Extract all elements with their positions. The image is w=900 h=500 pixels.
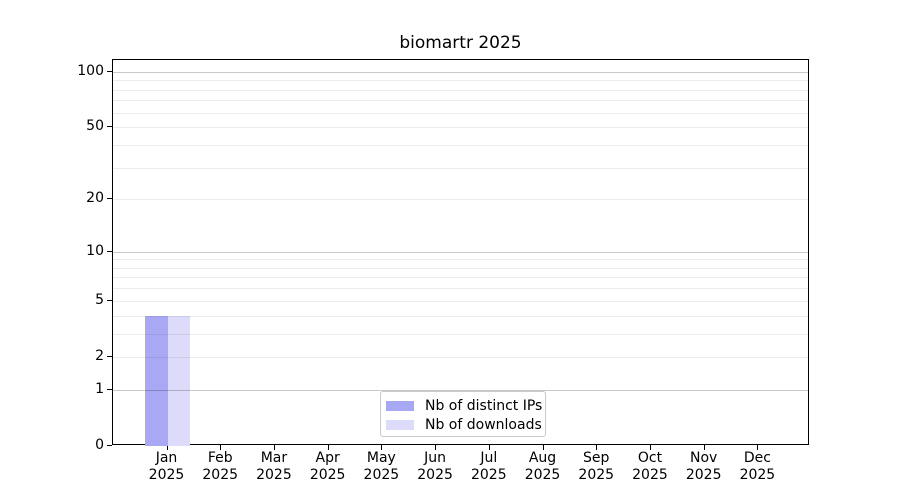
x-tick-label: Jul 2025 [457, 450, 521, 484]
x-tick-label: Dec 2025 [725, 450, 789, 484]
x-tick-year: 2025 [524, 467, 561, 483]
gridline-minor [113, 259, 808, 261]
gridline-minor [113, 356, 808, 358]
x-tick-month: Jul [480, 450, 498, 466]
y-tick-label: 1 [95, 380, 104, 397]
chart-title: biomartr 2025 [399, 33, 522, 53]
x-tick-year: 2025 [363, 467, 400, 483]
gridline-major [113, 251, 808, 253]
gridline-minor [113, 100, 808, 102]
legend-swatch-distinct-ips-icon [386, 400, 414, 411]
y-tick [107, 445, 112, 446]
gridline-minor [113, 267, 808, 269]
y-tick [107, 388, 112, 390]
legend-label-downloads: Nb of downloads [425, 416, 542, 433]
x-tick [488, 445, 490, 450]
x-tick-month: Sep [583, 450, 610, 466]
x-tick-month: Aug [528, 450, 557, 466]
x-tick-label: Nov 2025 [672, 450, 736, 484]
x-tick [220, 445, 222, 450]
x-tick-month: May [366, 450, 396, 466]
legend-item-downloads: Nb of downloads [386, 415, 545, 434]
gridline-minor [113, 333, 808, 335]
x-tick-year: 2025 [470, 467, 507, 483]
x-tick-year: 2025 [256, 467, 292, 483]
y-tick [107, 250, 112, 252]
x-tick-month: Oct [637, 450, 663, 466]
x-tick [435, 445, 437, 450]
x-tick-year: 2025 [632, 467, 668, 483]
x-tick-label: Mar 2025 [242, 450, 306, 484]
y-tick [107, 198, 112, 200]
x-tick-label: Jun 2025 [403, 450, 467, 484]
gridline-minor [113, 300, 808, 302]
legend-item-distinct-ips: Nb of distinct IPs [386, 396, 545, 415]
x-tick [166, 445, 168, 450]
y-tick-label: 100 [77, 62, 104, 79]
y-tick-label: 20 [86, 190, 104, 207]
x-tick-month: Nov [690, 450, 718, 466]
gridline-minor [113, 167, 808, 169]
x-tick-year: 2025 [148, 467, 185, 483]
plot-area: Nb of distinct IPs Nb of downloads [112, 59, 809, 446]
gridline-minor [113, 80, 808, 82]
y-tick [107, 126, 112, 128]
x-tick [542, 445, 544, 450]
x-tick [703, 445, 705, 450]
y-tick [107, 70, 112, 72]
x-tick-year: 2025 [578, 467, 615, 483]
x-tick-label: Jan 2025 [135, 450, 199, 484]
x-tick-year: 2025 [685, 467, 722, 483]
gridline-minor [113, 144, 808, 146]
y-tick-label: 5 [95, 291, 104, 308]
x-tick-year: 2025 [202, 467, 239, 483]
x-tick-label: Aug 2025 [511, 450, 575, 484]
gridline-major [113, 71, 808, 73]
y-tick [107, 299, 112, 301]
y-tick [107, 355, 112, 357]
x-tick-label: Oct 2025 [618, 450, 682, 484]
legend-label-distinct-ips: Nb of distinct IPs [425, 397, 543, 414]
gridline-major [113, 389, 808, 391]
x-tick-month: Dec [743, 450, 771, 466]
gridline-minor [113, 89, 808, 91]
x-tick-month: Apr [315, 450, 340, 466]
gridline-minor [113, 112, 808, 114]
bar-downloads [167, 315, 190, 446]
y-tick-label: 2 [95, 347, 104, 364]
x-tick-year: 2025 [309, 467, 346, 483]
gridline-minor [113, 277, 808, 279]
gridline-minor [113, 288, 808, 290]
x-tick-year: 2025 [417, 467, 453, 483]
legend: Nb of distinct IPs Nb of downloads [380, 391, 546, 437]
gridline-minor [113, 127, 808, 129]
x-tick [381, 445, 383, 450]
x-tick [596, 445, 598, 450]
x-tick-label: Apr 2025 [296, 450, 360, 484]
gridline-minor [113, 199, 808, 201]
x-tick-month: Feb [207, 450, 233, 466]
x-tick-label: Feb 2025 [188, 450, 252, 484]
legend-swatch-downloads-icon [386, 419, 414, 430]
x-tick [273, 445, 275, 450]
x-tick-year: 2025 [739, 467, 776, 483]
x-tick-month: Jun [424, 450, 447, 466]
x-tick [757, 445, 759, 450]
gridline-minor [113, 315, 808, 317]
x-tick [327, 445, 329, 450]
x-tick-month: Mar [260, 450, 288, 466]
x-tick-label: May 2025 [349, 450, 413, 484]
bar-distinct-ips [145, 315, 168, 446]
x-tick-label: Sep 2025 [564, 450, 628, 484]
y-tick-label: 0 [95, 437, 104, 453]
x-tick [649, 445, 651, 450]
y-tick-label: 10 [86, 242, 104, 259]
y-tick-label: 50 [86, 118, 104, 135]
x-tick-month: Jan [155, 450, 178, 466]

•••••

## TASK DIRECTIONS
Please convert the lines of all the records above into a numbered list, leaving out blank lines and pictures.

## COMPLETED EXERCISE
1. Extract all elements with their positions. The image is w=900 h=500 pixels.
2. x-tick-label: Jul 2025 [457, 450, 521, 484]
3. x-tick-label: Dec 2025 [725, 450, 789, 484]
4. x-tick-year: 2025 [524, 467, 561, 483]
5. gridline-minor [113, 259, 808, 261]
6. gridline-minor [113, 356, 808, 358]
7. x-tick-month: Jul [480, 450, 498, 466]
8. y-tick-label: 1 [95, 380, 104, 397]
9. chart-title: biomartr 2025 [399, 33, 522, 53]
10. x-tick-year: 2025 [363, 467, 400, 483]
11. gridline-major [113, 251, 808, 253]
12. gridline-minor [113, 100, 808, 102]
13. legend-swatch-distinct-ips-icon [386, 400, 414, 411]
14. y-tick [107, 445, 112, 446]
15. gridline-minor [113, 267, 808, 269]
16. y-tick [107, 388, 112, 390]
17. legend-label-downloads: Nb of downloads [425, 416, 542, 433]
18. x-tick [488, 445, 490, 450]
19. x-tick-month: Sep [583, 450, 610, 466]
20. x-tick-month: Aug [528, 450, 557, 466]
21. x-tick-label: Nov 2025 [672, 450, 736, 484]
22. x-tick [220, 445, 222, 450]
23. x-tick-month: May [366, 450, 396, 466]
24. legend-item-downloads: Nb of downloads [386, 415, 545, 434]
25. gridline-minor [113, 333, 808, 335]
26. x-tick-year: 2025 [470, 467, 507, 483]
27. x-tick-year: 2025 [256, 467, 292, 483]
28. y-tick [107, 250, 112, 252]
29. x-tick-month: Oct [637, 450, 663, 466]
30. x-tick [435, 445, 437, 450]
31. x-tick-year: 2025 [632, 467, 668, 483]
32. x-tick-label: Mar 2025 [242, 450, 306, 484]
33. y-tick [107, 198, 112, 200]
34. x-tick-label: Jun 2025 [403, 450, 467, 484]
35. gridline-minor [113, 300, 808, 302]
36. legend-item-distinct-ips: Nb of distinct IPs [386, 396, 545, 415]
37. x-tick [166, 445, 168, 450]
38. y-tick-label: 100 [77, 62, 104, 79]
39. y-tick-label: 20 [86, 190, 104, 207]
40. x-tick-month: Nov [690, 450, 718, 466]
41. gridline-minor [113, 167, 808, 169]
42. x-tick-year: 2025 [148, 467, 185, 483]
43. plot-area: Nb of distinct IPs Nb of downloads [112, 59, 809, 446]
44. gridline-minor [113, 80, 808, 82]
45. y-tick [107, 126, 112, 128]
46. x-tick [542, 445, 544, 450]
47. x-tick [703, 445, 705, 450]
48. y-tick [107, 70, 112, 72]
49. x-tick-year: 2025 [578, 467, 615, 483]
50. x-tick-label: Jan 2025 [135, 450, 199, 484]
51. x-tick-year: 2025 [685, 467, 722, 483]
52. gridline-minor [113, 144, 808, 146]
53. y-tick-label: 5 [95, 291, 104, 308]
54. x-tick-year: 2025 [202, 467, 239, 483]
55. x-tick-label: Aug 2025 [511, 450, 575, 484]
56. gridline-major [113, 71, 808, 73]
57. y-tick [107, 299, 112, 301]
58. y-tick [107, 355, 112, 357]
59. x-tick-label: Oct 2025 [618, 450, 682, 484]
60. legend-label-distinct-ips: Nb of distinct IPs [425, 397, 543, 414]
61. gridline-major [113, 389, 808, 391]
62. x-tick-month: Dec [743, 450, 771, 466]
63. gridline-minor [113, 89, 808, 91]
64. x-tick-month: Apr [315, 450, 340, 466]
65. gridline-minor [113, 112, 808, 114]
66. bar-downloads [167, 315, 190, 446]
67. y-tick-label: 2 [95, 347, 104, 364]
68. x-tick-year: 2025 [309, 467, 346, 483]
69. gridline-minor [113, 277, 808, 279]
70. gridline-minor [113, 288, 808, 290]
71. x-tick-year: 2025 [417, 467, 453, 483]
72. legend: Nb of distinct IPs Nb of downloads [380, 391, 546, 437]
73. gridline-minor [113, 127, 808, 129]
74. x-tick [381, 445, 383, 450]
75. x-tick [596, 445, 598, 450]
76. x-tick-label: Apr 2025 [296, 450, 360, 484]
77. gridline-minor [113, 199, 808, 201]
78. x-tick-month: Feb [207, 450, 233, 466]
79. x-tick-label: Feb 2025 [188, 450, 252, 484]
80. legend-swatch-downloads-icon [386, 419, 414, 430]
81. x-tick [273, 445, 275, 450]
82. x-tick-year: 2025 [739, 467, 776, 483]
83. x-tick-month: Jun [424, 450, 447, 466]
84. x-tick [757, 445, 759, 450]
85. gridline-minor [113, 315, 808, 317]
86. x-tick [327, 445, 329, 450]
87. x-tick-month: Mar [260, 450, 288, 466]
88. x-tick-label: May 2025 [349, 450, 413, 484]
89. bar-distinct-ips [145, 315, 168, 446]
90. x-tick-label: Sep 2025 [564, 450, 628, 484]
91. y-tick-label: 0 [95, 437, 104, 453]
92. x-tick [649, 445, 651, 450]
93. y-tick-label: 10 [86, 242, 104, 259]
94. y-tick-label: 50 [86, 118, 104, 135]
95. x-tick-month: Jan [155, 450, 178, 466]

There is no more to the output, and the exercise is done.